*STATED TASK*: Make an exact copy of all the records.

Figure record extracts:
— Begin —

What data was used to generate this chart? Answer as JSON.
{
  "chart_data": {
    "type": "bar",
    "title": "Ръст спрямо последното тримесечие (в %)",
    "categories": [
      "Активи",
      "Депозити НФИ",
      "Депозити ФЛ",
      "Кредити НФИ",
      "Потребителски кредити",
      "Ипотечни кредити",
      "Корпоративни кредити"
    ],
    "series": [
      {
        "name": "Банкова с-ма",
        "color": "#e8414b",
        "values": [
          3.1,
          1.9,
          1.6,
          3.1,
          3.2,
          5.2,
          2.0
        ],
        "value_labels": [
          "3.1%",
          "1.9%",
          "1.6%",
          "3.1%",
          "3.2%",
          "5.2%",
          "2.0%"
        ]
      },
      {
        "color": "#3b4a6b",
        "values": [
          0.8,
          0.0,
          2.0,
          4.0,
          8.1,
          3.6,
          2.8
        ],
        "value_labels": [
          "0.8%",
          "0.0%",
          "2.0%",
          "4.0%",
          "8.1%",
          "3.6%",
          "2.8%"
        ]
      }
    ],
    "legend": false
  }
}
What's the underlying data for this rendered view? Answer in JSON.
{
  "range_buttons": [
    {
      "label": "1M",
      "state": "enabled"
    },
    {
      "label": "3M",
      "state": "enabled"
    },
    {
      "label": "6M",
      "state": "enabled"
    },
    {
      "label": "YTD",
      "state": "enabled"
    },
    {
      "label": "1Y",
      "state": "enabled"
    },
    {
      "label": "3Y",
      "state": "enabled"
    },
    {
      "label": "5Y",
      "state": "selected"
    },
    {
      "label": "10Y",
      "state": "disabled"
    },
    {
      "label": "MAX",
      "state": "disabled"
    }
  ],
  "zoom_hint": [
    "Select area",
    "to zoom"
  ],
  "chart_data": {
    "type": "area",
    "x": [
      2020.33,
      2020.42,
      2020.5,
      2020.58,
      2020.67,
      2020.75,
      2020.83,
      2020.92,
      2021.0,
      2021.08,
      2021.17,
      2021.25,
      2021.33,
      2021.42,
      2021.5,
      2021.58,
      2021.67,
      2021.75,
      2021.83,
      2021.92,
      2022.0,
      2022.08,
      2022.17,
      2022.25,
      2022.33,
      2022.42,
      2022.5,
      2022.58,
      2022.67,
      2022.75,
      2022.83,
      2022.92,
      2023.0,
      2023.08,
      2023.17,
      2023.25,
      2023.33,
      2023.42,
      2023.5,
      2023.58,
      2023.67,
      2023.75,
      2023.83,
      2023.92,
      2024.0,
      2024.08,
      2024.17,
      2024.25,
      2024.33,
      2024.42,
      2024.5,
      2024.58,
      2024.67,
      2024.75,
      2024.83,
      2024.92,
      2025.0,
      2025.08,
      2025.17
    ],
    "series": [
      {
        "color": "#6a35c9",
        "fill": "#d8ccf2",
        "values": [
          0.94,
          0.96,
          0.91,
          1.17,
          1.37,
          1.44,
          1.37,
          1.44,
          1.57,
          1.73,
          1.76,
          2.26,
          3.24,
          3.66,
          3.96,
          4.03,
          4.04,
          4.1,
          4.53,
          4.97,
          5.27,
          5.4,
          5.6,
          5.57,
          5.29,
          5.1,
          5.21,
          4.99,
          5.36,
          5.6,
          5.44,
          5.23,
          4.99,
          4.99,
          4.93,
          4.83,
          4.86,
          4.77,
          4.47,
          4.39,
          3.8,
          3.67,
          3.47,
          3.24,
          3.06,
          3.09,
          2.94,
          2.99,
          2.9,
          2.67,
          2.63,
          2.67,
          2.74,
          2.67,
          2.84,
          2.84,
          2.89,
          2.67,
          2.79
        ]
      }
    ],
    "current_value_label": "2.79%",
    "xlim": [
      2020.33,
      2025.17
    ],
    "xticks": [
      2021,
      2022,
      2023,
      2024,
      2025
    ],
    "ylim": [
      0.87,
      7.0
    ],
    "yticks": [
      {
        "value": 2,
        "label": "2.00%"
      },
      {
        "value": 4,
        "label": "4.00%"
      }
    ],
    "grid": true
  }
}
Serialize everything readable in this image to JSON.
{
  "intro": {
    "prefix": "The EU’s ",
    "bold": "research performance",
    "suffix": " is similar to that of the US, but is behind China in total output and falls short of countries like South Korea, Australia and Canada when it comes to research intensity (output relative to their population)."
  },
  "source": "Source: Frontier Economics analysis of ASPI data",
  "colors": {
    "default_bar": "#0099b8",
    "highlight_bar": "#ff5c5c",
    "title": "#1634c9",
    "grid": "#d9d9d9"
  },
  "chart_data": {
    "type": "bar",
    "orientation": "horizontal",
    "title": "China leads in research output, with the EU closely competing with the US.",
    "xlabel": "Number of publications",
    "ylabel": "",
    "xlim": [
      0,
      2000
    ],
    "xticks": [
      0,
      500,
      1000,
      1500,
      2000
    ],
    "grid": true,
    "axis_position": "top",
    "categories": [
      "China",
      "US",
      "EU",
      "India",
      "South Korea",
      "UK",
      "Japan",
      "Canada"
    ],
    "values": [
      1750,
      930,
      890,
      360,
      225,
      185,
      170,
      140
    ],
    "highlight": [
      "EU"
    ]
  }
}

— End —

*TASK OUTPUT*:
What data was used to generate this chart? Answer as JSON.
{
  "chart_data": {
    "type": "bar",
    "title": "Ръст спрямо последното тримесечие (в %)",
    "categories": [
      "Активи",
      "Депозити НФИ",
      "Депозити ФЛ",
      "Кредити НФИ",
      "Потребителски кредити",
      "Ипотечни кредити",
      "Корпоративни кредити"
    ],
    "series": [
      {
        "name": "Банкова с-ма",
        "color": "#e8414b",
        "values": [
          3.1,
          1.9,
          1.6,
          3.1,
          3.2,
          5.2,
          2.0
        ],
        "value_labels": [
          "3.1%",
          "1.9%",
          "1.6%",
          "3.1%",
          "3.2%",
          "5.2%",
          "2.0%"
        ]
      },
      {
        "color": "#3b4a6b",
        "values": [
          0.8,
          0.0,
          2.0,
          4.0,
          8.1,
          3.6,
          2.8
        ],
        "value_labels": [
          "0.8%",
          "0.0%",
          "2.0%",
          "4.0%",
          "8.1%",
          "3.6%",
          "2.8%"
        ]
      }
    ],
    "legend": false
  }
}
What's the underlying data for this rendered view? Answer in JSON.
{
  "range_buttons": [
    {
      "label": "1M",
      "state": "enabled"
    },
    {
      "label": "3M",
      "state": "enabled"
    },
    {
      "label": "6M",
      "state": "enabled"
    },
    {
      "label": "YTD",
      "state": "enabled"
    },
    {
      "label": "1Y",
      "state": "enabled"
    },
    {
      "label": "3Y",
      "state": "enabled"
    },
    {
      "label": "5Y",
      "state": "selected"
    },
    {
      "label": "10Y",
      "state": "disabled"
    },
    {
      "label": "MAX",
      "state": "disabled"
    }
  ],
  "zoom_hint": [
    "Select area",
    "to zoom"
  ],
  "chart_data": {
    "type": "area",
    "x": [
      2020.33,
      2020.42,
      2020.5,
      2020.58,
      2020.67,
      2020.75,
      2020.83,
      2020.92,
      2021.0,
      2021.08,
      2021.17,
      2021.25,
      2021.33,
      2021.42,
      2021.5,
      2021.58,
      2021.67,
      2021.75,
      2021.83,
      2021.92,
      2022.0,
      2022.08,
      2022.17,
      2022.25,
      2022.33,
      2022.42,
      2022.5,
      2022.58,
      2022.67,
      2022.75,
      2022.83,
      2022.92,
      2023.0,
      2023.08,
      2023.17,
      2023.25,
      2023.33,
      2023.42,
      2023.5,
      2023.58,
      2023.67,
      2023.75,
      2023.83,
      2023.92,
      2024.0,
      2024.08,
      2024.17,
      2024.25,
      2024.33,
      2024.42,
      2024.5,
      2024.58,
      2024.67,
      2024.75,
      2024.83,
      2024.92,
      2025.0,
      2025.08,
      2025.17
    ],
    "series": [
      {
        "color": "#6a35c9",
        "fill": "#d8ccf2",
        "values": [
          0.94,
          0.96,
          0.91,
          1.17,
          1.37,
          1.44,
          1.37,
          1.44,
          1.57,
          1.73,
          1.76,
          2.26,
          3.24,
          3.66,
          3.96,
          4.03,
          4.04,
          4.1,
          4.53,
          4.97,
          5.27,
          5.4,
          5.6,
          5.57,
          5.29,
          5.1,
          5.21,
          4.99,
          5.36,
          5.6,
          5.44,
          5.23,
          4.99,
          4.99,
          4.93,
          4.83,
          4.86,
          4.77,
          4.47,
          4.39,
          3.8,
          3.67,
          3.47,
          3.24,
          3.06,
          3.09,
          2.94,
          2.99,
          2.9,
          2.67,
          2.63,
          2.67,
          2.74,
          2.67,
          2.84,
          2.84,
          2.89,
          2.67,
          2.79
        ]
      }
    ],
    "current_value_label": "2.79%",
    "xlim": [
      2020.33,
      2025.17
    ],
    "xticks": [
      2021,
      2022,
      2023,
      2024,
      2025
    ],
    "ylim": [
      0.87,
      7.0
    ],
    "yticks": [
      {
        "value": 2,
        "label": "2.00%"
      },
      {
        "value": 4,
        "label": "4.00%"
      }
    ],
    "grid": true
  }
}
Serialize everything readable in this image to JSON.
{
  "intro": {
    "prefix": "The EU’s ",
    "bold": "research performance",
    "suffix": " is similar to that of the US, but is behind China in total output and falls short of countries like South Korea, Australia and Canada when it comes to research intensity (output relative to their population)."
  },
  "source": "Source: Frontier Economics analysis of ASPI data",
  "colors": {
    "default_bar": "#0099b8",
    "highlight_bar": "#ff5c5c",
    "title": "#1634c9",
    "grid": "#d9d9d9"
  },
  "chart_data": {
    "type": "bar",
    "orientation": "horizontal",
    "title": "China leads in research output, with the EU closely competing with the US.",
    "xlabel": "Number of publications",
    "ylabel": "",
    "xlim": [
      0,
      2000
    ],
    "xticks": [
      0,
      500,
      1000,
      1500,
      2000
    ],
    "grid": true,
    "axis_position": "top",
    "categories": [
      "China",
      "US",
      "EU",
      "India",
      "South Korea",
      "UK",
      "Japan",
      "Canada"
    ],
    "values": [
      1750,
      930,
      890,
      360,
      225,
      185,
      170,
      140
    ],
    "highlight": [
      "EU"
    ]
  }
}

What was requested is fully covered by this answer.